A study conducted by scientists in New Zealand almost 20 years ago asked people only two questions which were found to be about 97% accurate when it came to detecting whether they were at risk for anxiety or depression. They were:
- In the past month have you often been bothered by
feeling down or depressed or hopeless?
- In the past month have you often had little interest or
pleasure in doing things?
Those who answered ‘yes’ to both questions were at risk of depression. How can we curb and manage depression? Yes, exercise. You’ve heard of happy hormones? Endorphins? Those exercise hormones we get when we exercise. The runner’s high, they call it. Our bodies produce these wonderful hormones that are painkillers; they make us feel good and the more intensely you exercise, the more you get. The question is how effective are they.
Every individual cell in your body, and you’ve got more than a trillion, has a million little structures called mitochondria that produce something called adenosine tri-phosphate which is the biological currency of life. Those are like little fuel cells, and mitochondria are your factories. When you exercise, your body naturally produces more factories, so it produces more energy.
So, if you or someone close feels depressed, then exercise. However, advising someone who is depressed to exercise might not go down well. You might feel that you do not have the energy to go to gym or exercise. That’s a convenient excuse. You don’t have to go to the gym. Exercise anyway and you will build more factories and more energy. As Nike says, ‘just do it’!
A study that compared exercise to Prozac to manage depression found that exercise was as effective as Prozac in managing mild to moderate depression. Moderate depression is the kind of depression most people suffer from. Prozac takes about 6 – 8 weeks to kick in; exercise is instantaneous. Isn’t that amazing?
Lastly, if you have a scale at home, I’m happy for you; just take it out of the bathroom. It doesn’t tell you much, particularly when it comes to fat, because fat is an issue, and if we look at those magazines that line supermarket shelves, and we look at ourselves, we often find lumps and bumps in all the wrong places and we just want to hide.
The only lump or bump you need to be concerned about is belly fat. The executive overhang, the beer-
boep, muffin-top, or whatever you want to call it; that’s the dangerous fat. Anything anywhere else in your body is not a problem. The reason belly fat is dangerous is not because it’s underneath your skin, but the fat around your belly is visceral fat or fat that’s in between your organs. That’s dangerous fat and is almost an organ in itself and is busy churning out hormones, messing with your insulin metabolism and increasing cholesterol; it is the enemy within.
I don’t know if you ever saw that movie Aliens where the alien is coming out of the person’s chest? This is worse. This is like sleeping with the enemy inside. You want to get rid of belly fat.
The question is, do you know if you have too much or not?
The answer is not a scale. It’s a piece of string about 1.5 metres in length and a credit or debit card. The best way to do this test is when you are naked. Stand up, ideally in front of a mirror. Midway between the highest point of your hip and your lowest rib, run the string around your waist parallel to the floor and just above your naval. When you get back to the point where you started, you have your waist circumference. Keep your hand at that spot on the piece of string.
Now take your credit card and start winding the string around the card lengthways. Every time your string crosses one face of your card, count 1 until you’ve wound it right around.
For men, the maximum number of times you should be able to wind your string around your credit card is 11. Anything more and you have too much belly fat. For women, it’s 9 1⁄2 times.
If you have too much belly fat, don’t do 300 sit-ups; your body doesn’t lose fat in a spot reduction kind of way. Rather do the exercise that you love to do at the highest intensity possible.

Exercise goal:
Transcribe part of the passage on exercise and health, beginning at the words "The answer is" and stopping after the words "piece of string.". The lines that follow come from a different source than the passage on exercise and health.

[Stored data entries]
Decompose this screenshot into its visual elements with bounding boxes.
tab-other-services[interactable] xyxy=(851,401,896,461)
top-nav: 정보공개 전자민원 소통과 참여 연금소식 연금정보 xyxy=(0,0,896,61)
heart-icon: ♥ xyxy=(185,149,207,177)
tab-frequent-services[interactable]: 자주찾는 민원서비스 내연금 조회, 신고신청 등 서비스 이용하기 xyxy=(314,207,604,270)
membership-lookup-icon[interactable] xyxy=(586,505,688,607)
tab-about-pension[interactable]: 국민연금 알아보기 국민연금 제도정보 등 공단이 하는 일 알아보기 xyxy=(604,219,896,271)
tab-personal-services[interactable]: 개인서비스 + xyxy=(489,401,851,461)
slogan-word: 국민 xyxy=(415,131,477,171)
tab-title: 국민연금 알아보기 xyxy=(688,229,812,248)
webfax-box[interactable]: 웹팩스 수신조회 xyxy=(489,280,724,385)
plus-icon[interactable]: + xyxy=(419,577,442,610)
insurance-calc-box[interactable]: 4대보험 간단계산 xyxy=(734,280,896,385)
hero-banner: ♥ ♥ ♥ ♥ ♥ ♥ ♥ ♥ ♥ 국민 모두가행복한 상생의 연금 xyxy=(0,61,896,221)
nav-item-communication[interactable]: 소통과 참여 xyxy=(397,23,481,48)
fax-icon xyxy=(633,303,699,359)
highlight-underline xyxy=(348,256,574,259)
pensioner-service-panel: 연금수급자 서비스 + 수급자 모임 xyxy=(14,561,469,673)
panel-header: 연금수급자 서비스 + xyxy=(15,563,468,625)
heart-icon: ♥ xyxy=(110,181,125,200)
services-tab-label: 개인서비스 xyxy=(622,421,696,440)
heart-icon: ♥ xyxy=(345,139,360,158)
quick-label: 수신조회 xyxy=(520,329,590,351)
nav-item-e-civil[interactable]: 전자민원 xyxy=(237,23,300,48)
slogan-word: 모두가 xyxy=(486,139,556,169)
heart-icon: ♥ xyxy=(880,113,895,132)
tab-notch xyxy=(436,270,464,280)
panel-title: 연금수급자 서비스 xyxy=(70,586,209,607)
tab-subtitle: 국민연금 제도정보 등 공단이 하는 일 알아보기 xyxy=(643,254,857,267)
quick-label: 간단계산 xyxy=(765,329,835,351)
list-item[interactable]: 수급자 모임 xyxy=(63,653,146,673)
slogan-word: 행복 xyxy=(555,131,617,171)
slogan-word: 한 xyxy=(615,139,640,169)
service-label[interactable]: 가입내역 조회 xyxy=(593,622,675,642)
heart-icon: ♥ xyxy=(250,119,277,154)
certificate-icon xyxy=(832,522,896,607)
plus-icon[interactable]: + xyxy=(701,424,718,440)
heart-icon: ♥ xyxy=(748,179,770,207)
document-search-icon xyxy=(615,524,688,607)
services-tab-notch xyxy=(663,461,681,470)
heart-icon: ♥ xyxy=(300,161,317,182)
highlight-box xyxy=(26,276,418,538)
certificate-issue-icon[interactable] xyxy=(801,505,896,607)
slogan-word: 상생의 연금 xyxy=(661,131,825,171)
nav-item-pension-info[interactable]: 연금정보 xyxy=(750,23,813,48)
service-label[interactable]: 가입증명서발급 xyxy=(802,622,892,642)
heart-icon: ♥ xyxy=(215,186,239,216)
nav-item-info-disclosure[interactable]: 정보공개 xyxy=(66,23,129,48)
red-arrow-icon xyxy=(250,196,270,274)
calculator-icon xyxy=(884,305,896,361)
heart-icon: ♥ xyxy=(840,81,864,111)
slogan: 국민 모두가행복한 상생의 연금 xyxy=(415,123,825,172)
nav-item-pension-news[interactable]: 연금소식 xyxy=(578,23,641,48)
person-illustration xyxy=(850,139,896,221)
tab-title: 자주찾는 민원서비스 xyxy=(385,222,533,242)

The completed task:
The answer is not a scale. It’s a piece of string about 1.5 metres in length and a credit or debit card. The best way to do this test is when you are naked. Stand up, ideally in front of a mirror. Midway between the highest point of your hip and your lowest rib, run the string around your waist parallel to the floor and just above your naval. When you get back to the point where you started, you have your waist circumference. Keep your hand at that spot on the piece of string.